Return every record exactly as written.

+ + + + + + +

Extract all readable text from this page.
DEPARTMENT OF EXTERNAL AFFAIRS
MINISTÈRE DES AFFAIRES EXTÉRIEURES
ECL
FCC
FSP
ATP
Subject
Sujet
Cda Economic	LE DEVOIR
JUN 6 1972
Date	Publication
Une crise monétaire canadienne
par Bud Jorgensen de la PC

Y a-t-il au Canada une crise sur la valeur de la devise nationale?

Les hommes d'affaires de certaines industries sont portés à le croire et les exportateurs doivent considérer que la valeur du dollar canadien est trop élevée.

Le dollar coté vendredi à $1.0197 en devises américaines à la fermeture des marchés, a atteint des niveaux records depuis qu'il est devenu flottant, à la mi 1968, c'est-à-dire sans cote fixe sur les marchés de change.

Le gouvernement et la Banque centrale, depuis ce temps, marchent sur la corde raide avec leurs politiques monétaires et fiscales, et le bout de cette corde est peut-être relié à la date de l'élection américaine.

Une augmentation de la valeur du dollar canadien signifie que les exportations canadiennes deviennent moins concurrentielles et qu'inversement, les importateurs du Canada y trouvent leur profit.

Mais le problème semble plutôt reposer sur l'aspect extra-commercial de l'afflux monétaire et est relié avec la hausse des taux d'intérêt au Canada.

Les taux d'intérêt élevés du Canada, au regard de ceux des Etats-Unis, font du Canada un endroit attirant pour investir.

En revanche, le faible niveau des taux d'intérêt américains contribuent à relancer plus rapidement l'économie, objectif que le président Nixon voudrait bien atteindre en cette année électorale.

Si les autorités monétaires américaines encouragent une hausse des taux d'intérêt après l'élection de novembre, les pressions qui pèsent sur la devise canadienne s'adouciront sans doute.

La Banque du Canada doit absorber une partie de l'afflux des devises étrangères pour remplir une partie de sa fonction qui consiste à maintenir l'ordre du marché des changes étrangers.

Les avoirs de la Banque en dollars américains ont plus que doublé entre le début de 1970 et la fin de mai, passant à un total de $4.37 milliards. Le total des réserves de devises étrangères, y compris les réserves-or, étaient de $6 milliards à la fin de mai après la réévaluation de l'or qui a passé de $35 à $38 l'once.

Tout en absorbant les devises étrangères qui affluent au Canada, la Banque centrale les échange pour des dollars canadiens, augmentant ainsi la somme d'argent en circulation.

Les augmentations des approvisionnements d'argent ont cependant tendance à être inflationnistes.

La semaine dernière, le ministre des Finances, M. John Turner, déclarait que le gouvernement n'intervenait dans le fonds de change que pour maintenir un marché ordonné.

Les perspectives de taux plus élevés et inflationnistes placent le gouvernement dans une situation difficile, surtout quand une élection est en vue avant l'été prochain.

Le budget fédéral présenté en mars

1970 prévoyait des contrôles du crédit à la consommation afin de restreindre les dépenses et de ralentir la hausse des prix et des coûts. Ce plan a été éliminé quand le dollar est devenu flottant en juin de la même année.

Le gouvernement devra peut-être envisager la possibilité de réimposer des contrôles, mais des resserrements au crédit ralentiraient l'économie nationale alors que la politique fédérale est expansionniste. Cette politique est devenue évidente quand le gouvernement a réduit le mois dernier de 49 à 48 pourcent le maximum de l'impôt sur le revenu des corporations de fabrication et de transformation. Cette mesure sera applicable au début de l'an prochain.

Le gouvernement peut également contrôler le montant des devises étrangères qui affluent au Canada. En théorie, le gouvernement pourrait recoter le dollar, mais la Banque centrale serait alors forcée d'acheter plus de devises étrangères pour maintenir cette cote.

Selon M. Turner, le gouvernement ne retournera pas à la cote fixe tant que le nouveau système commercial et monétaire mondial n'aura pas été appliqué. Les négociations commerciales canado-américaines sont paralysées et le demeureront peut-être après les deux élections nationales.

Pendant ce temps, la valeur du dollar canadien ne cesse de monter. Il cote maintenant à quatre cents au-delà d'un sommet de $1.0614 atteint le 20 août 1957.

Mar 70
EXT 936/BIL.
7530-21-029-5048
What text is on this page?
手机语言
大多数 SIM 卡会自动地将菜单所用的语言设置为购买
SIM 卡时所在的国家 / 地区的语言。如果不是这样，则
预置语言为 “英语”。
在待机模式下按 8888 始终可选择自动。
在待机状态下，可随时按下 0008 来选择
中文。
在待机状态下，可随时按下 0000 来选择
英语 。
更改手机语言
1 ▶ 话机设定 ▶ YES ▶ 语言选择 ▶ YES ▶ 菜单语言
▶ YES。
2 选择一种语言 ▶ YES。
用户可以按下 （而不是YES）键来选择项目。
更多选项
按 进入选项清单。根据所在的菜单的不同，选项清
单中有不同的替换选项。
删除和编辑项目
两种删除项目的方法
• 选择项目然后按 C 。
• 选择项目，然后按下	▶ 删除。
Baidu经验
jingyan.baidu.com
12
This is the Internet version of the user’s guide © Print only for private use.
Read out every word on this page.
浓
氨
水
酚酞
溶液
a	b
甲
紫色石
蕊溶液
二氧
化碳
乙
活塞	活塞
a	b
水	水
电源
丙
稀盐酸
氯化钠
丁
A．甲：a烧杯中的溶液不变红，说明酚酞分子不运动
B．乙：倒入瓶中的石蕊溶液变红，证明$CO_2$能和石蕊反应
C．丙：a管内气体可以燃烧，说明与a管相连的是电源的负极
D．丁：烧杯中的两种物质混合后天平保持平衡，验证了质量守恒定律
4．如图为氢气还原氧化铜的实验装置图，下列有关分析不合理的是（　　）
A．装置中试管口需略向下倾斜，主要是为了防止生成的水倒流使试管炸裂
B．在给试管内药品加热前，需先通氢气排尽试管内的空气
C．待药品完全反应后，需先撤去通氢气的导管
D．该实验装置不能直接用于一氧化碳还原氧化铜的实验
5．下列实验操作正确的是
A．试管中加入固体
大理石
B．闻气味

+ + + + + + +

▶ The result
Extract all readable text from this page.
DEPARTMENT OF EXTERNAL AFFAIRS
MINISTÈRE DES AFFAIRES EXTÉRIEURES
ECL
FCC
FSP
ATP
Subject
Sujet
Cda Economic	LE DEVOIR
JUN 6 1972
Date	Publication
Une crise monétaire canadienne
par Bud Jorgensen de la PC

Y a-t-il au Canada une crise sur la valeur de la devise nationale?

Les hommes d'affaires de certaines industries sont portés à le croire et les exportateurs doivent considérer que la valeur du dollar canadien est trop élevée.

Le dollar coté vendredi à $1.0197 en devises américaines à la fermeture des marchés, a atteint des niveaux records depuis qu'il est devenu flottant, à la mi 1968, c'est-à-dire sans cote fixe sur les marchés de change.

Le gouvernement et la Banque centrale, depuis ce temps, marchent sur la corde raide avec leurs politiques monétaires et fiscales, et le bout de cette corde est peut-être relié à la date de l'élection américaine.

Une augmentation de la valeur du dollar canadien signifie que les exportations canadiennes deviennent moins concurrentielles et qu'inversement, les importateurs du Canada y trouvent leur profit.

Mais le problème semble plutôt reposer sur l'aspect extra-commercial de l'afflux monétaire et est relié avec la hausse des taux d'intérêt au Canada.

Les taux d'intérêt élevés du Canada, au regard de ceux des Etats-Unis, font du Canada un endroit attirant pour investir.

En revanche, le faible niveau des taux d'intérêt américains contribuent à relancer plus rapidement l'économie, objectif que le président Nixon voudrait bien atteindre en cette année électorale.

Si les autorités monétaires américaines encouragent une hausse des taux d'intérêt après l'élection de novembre, les pressions qui pèsent sur la devise canadienne s'adouciront sans doute.

La Banque du Canada doit absorber une partie de l'afflux des devises étrangères pour remplir une partie de sa fonction qui consiste à maintenir l'ordre du marché des changes étrangers.

Les avoirs de la Banque en dollars américains ont plus que doublé entre le début de 1970 et la fin de mai, passant à un total de $4.37 milliards. Le total des réserves de devises étrangères, y compris les réserves-or, étaient de $6 milliards à la fin de mai après la réévaluation de l'or qui a passé de $35 à $38 l'once.

Tout en absorbant les devises étrangères qui affluent au Canada, la Banque centrale les échange pour des dollars canadiens, augmentant ainsi la somme d'argent en circulation.

Les augmentations des approvisionnements d'argent ont cependant tendance à être inflationnistes.

La semaine dernière, le ministre des Finances, M. John Turner, déclarait que le gouvernement n'intervenait dans le fonds de change que pour maintenir un marché ordonné.

Les perspectives de taux plus élevés et inflationnistes placent le gouvernement dans une situation difficile, surtout quand une élection est en vue avant l'été prochain.

Le budget fédéral présenté en mars

1970 prévoyait des contrôles du crédit à la consommation afin de restreindre les dépenses et de ralentir la hausse des prix et des coûts. Ce plan a été éliminé quand le dollar est devenu flottant en juin de la même année.

Le gouvernement devra peut-être envisager la possibilité de réimposer des contrôles, mais des resserrements au crédit ralentiraient l'économie nationale alors que la politique fédérale est expansionniste. Cette politique est devenue évidente quand le gouvernement a réduit le mois dernier de 49 à 48 pourcent le maximum de l'impôt sur le revenu des corporations de fabrication et de transformation. Cette mesure sera applicable au début de l'an prochain.

Le gouvernement peut également contrôler le montant des devises étrangères qui affluent au Canada. En théorie, le gouvernement pourrait recoter le dollar, mais la Banque centrale serait alors forcée d'acheter plus de devises étrangères pour maintenir cette cote.

Selon M. Turner, le gouvernement ne retournera pas à la cote fixe tant que le nouveau système commercial et monétaire mondial n'aura pas été appliqué. Les négociations commerciales canado-américaines sont paralysées et le demeureront peut-être après les deux élections nationales.

Pendant ce temps, la valeur du dollar canadien ne cesse de monter. Il cote maintenant à quatre cents au-delà d'un sommet de $1.0614 atteint le 20 août 1957.

Mar 70
EXT 936/BIL.
7530-21-029-5048
What text is on this page?
手机语言
大多数 SIM 卡会自动地将菜单所用的语言设置为购买
SIM 卡时所在的国家 / 地区的语言。如果不是这样，则
预置语言为 “英语”。
在待机模式下按 8888 始终可选择自动。
在待机状态下，可随时按下 0008 来选择
中文。
在待机状态下，可随时按下 0000 来选择
英语 。
更改手机语言
1 ▶ 话机设定 ▶ YES ▶ 语言选择 ▶ YES ▶ 菜单语言
▶ YES。
2 选择一种语言 ▶ YES。
用户可以按下 （而不是YES）键来选择项目。
更多选项
按 进入选项清单。根据所在的菜单的不同，选项清
单中有不同的替换选项。
删除和编辑项目
两种删除项目的方法
• 选择项目然后按 C 。
• 选择项目，然后按下	▶ 删除。
Baidu经验
jingyan.baidu.com
12
This is the Internet version of the user’s guide © Print only for private use.
Read out every word on this page.
浓
氨
水
酚酞
溶液
a	b
甲
紫色石
蕊溶液
二氧
化碳
乙
活塞	活塞
a	b
水	水
电源
丙
稀盐酸
氯化钠
丁
A．甲：a烧杯中的溶液不变红，说明酚酞分子不运动
B．乙：倒入瓶中的石蕊溶液变红，证明$CO_2$能和石蕊反应
C．丙：a管内气体可以燃烧，说明与a管相连的是电源的负极
D．丁：烧杯中的两种物质混合后天平保持平衡，验证了质量守恒定律
4．如图为氢气还原氧化铜的实验装置图，下列有关分析不合理的是（　　）
A．装置中试管口需略向下倾斜，主要是为了防止生成的水倒流使试管炸裂
B．在给试管内药品加热前，需先通氢气排尽试管内的空气
C．待药品完全反应后，需先撤去通氢气的导管
D．该实验装置不能直接用于一氧化碳还原氧化铜的实验
5．下列实验操作正确的是
A．试管中加入固体
大理石
B．闻气味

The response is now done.